**** Material provided

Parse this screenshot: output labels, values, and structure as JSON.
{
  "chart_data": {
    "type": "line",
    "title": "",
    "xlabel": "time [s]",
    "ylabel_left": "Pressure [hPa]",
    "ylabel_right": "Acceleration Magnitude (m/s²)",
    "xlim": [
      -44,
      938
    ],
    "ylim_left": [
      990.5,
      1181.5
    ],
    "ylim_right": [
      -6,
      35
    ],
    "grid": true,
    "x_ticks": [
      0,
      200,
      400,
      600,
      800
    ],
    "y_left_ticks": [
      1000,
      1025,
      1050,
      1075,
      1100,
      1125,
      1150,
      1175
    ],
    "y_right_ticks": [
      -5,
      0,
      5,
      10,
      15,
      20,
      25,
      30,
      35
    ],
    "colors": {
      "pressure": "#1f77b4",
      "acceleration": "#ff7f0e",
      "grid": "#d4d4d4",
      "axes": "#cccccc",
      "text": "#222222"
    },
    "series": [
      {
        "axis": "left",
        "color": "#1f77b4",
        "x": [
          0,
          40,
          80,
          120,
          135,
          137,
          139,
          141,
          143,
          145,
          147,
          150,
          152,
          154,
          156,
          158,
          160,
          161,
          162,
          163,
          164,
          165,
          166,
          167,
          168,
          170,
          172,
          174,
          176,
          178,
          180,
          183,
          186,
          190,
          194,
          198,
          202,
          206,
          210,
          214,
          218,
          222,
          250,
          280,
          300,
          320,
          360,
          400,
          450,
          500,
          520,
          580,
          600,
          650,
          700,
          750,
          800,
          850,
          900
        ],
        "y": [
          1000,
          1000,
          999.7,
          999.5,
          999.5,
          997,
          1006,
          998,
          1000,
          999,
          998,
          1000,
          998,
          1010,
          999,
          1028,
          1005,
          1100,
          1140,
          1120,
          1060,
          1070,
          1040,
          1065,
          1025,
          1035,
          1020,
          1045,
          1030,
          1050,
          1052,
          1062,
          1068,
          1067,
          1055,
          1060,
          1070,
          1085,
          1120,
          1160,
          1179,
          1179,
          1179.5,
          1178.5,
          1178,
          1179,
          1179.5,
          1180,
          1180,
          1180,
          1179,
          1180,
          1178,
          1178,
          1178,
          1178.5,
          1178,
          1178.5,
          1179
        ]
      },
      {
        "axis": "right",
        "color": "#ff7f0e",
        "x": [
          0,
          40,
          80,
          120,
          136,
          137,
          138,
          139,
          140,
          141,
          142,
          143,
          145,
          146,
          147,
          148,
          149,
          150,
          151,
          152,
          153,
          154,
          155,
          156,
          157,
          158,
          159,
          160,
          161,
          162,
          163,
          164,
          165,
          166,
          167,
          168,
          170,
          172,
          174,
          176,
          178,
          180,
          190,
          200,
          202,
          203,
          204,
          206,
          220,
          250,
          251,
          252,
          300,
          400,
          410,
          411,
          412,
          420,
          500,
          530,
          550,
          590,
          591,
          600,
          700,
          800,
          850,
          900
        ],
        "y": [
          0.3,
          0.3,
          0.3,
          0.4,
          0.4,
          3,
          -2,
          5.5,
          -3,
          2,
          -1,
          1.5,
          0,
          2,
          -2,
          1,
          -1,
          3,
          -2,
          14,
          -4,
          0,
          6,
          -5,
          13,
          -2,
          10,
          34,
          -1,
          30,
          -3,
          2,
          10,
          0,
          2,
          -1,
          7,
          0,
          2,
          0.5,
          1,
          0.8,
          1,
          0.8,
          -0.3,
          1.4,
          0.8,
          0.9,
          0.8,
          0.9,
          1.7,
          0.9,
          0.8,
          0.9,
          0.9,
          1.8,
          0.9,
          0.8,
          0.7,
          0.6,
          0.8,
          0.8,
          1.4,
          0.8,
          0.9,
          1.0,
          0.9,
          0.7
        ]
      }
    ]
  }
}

********

The exercise:
Using the entries above, please restate each one word for word.

Final result:
Parse this screenshot: output labels, values, and structure as JSON.
{
  "chart_data": {
    "type": "line",
    "title": "",
    "xlabel": "time [s]",
    "ylabel_left": "Pressure [hPa]",
    "ylabel_right": "Acceleration Magnitude (m/s²)",
    "xlim": [
      -44,
      938
    ],
    "ylim_left": [
      990.5,
      1181.5
    ],
    "ylim_right": [
      -6,
      35
    ],
    "grid": true,
    "x_ticks": [
      0,
      200,
      400,
      600,
      800
    ],
    "y_left_ticks": [
      1000,
      1025,
      1050,
      1075,
      1100,
      1125,
      1150,
      1175
    ],
    "y_right_ticks": [
      -5,
      0,
      5,
      10,
      15,
      20,
      25,
      30,
      35
    ],
    "colors": {
      "pressure": "#1f77b4",
      "acceleration": "#ff7f0e",
      "grid": "#d4d4d4",
      "axes": "#cccccc",
      "text": "#222222"
    },
    "series": [
      {
        "axis": "left",
        "color": "#1f77b4",
        "x": [
          0,
          40,
          80,
          120,
          135,
          137,
          139,
          141,
          143,
          145,
          147,
          150,
          152,
          154,
          156,
          158,
          160,
          161,
          162,
          163,
          164,
          165,
          166,
          167,
          168,
          170,
          172,
          174,
          176,
          178,
          180,
          183,
          186,
          190,
          194,
          198,
          202,
          206,
          210,
          214,
          218,
          222,
          250,
          280,
          300,
          320,
          360,
          400,
          450,
          500,
          520,
          580,
          600,
          650,
          700,
          750,
          800,
          850,
          900
        ],
        "y": [
          1000,
          1000,
          999.7,
          999.5,
          999.5,
          997,
          1006,
          998,
          1000,
          999,
          998,
          1000,
          998,
          1010,
          999,
          1028,
          1005,
          1100,
          1140,
          1120,
          1060,
          1070,
          1040,
          1065,
          1025,
          1035,
          1020,
          1045,
          1030,
          1050,
          1052,
          1062,
          1068,
          1067,
          1055,
          1060,
          1070,
          1085,
          1120,
          1160,
          1179,
          1179,
          1179.5,
          1178.5,
          1178,
          1179,
          1179.5,
          1180,
          1180,
          1180,
          1179,
          1180,
          1178,
          1178,
          1178,
          1178.5,
          1178,
          1178.5,
          1179
        ]
      },
      {
        "axis": "right",
        "color": "#ff7f0e",
        "x": [
          0,
          40,
          80,
          120,
          136,
          137,
          138,
          139,
          140,
          141,
          142,
          143,
          145,
          146,
          147,
          148,
          149,
          150,
          151,
          152,
          153,
          154,
          155,
          156,
          157,
          158,
          159,
          160,
          161,
          162,
          163,
          164,
          165,
          166,
          167,
          168,
          170,
          172,
          174,
          176,
          178,
          180,
          190,
          200,
          202,
          203,
          204,
          206,
          220,
          250,
          251,
          252,
          300,
          400,
          410,
          411,
          412,
          420,
          500,
          530,
          550,
          590,
          591,
          600,
          700,
          800,
          850,
          900
        ],
        "y": [
          0.3,
          0.3,
          0.3,
          0.4,
          0.4,
          3,
          -2,
          5.5,
          -3,
          2,
          -1,
          1.5,
          0,
          2,
          -2,
          1,
          -1,
          3,
          -2,
          14,
          -4,
          0,
          6,
          -5,
          13,
          -2,
          10,
          34,
          -1,
          30,
          -3,
          2,
          10,
          0,
          2,
          -1,
          7,
          0,
          2,
          0.5,
          1,
          0.8,
          1,
          0.8,
          -0.3,
          1.4,
          0.8,
          0.9,
          0.8,
          0.9,
          1.7,
          0.9,
          0.8,
          0.9,
          0.9,
          1.8,
          0.9,
          0.8,
          0.7,
          0.6,
          0.8,
          0.8,
          1.4,
          0.8,
          0.9,
          1.0,
          0.9,
          0.7
        ]
      }
    ]
  }
}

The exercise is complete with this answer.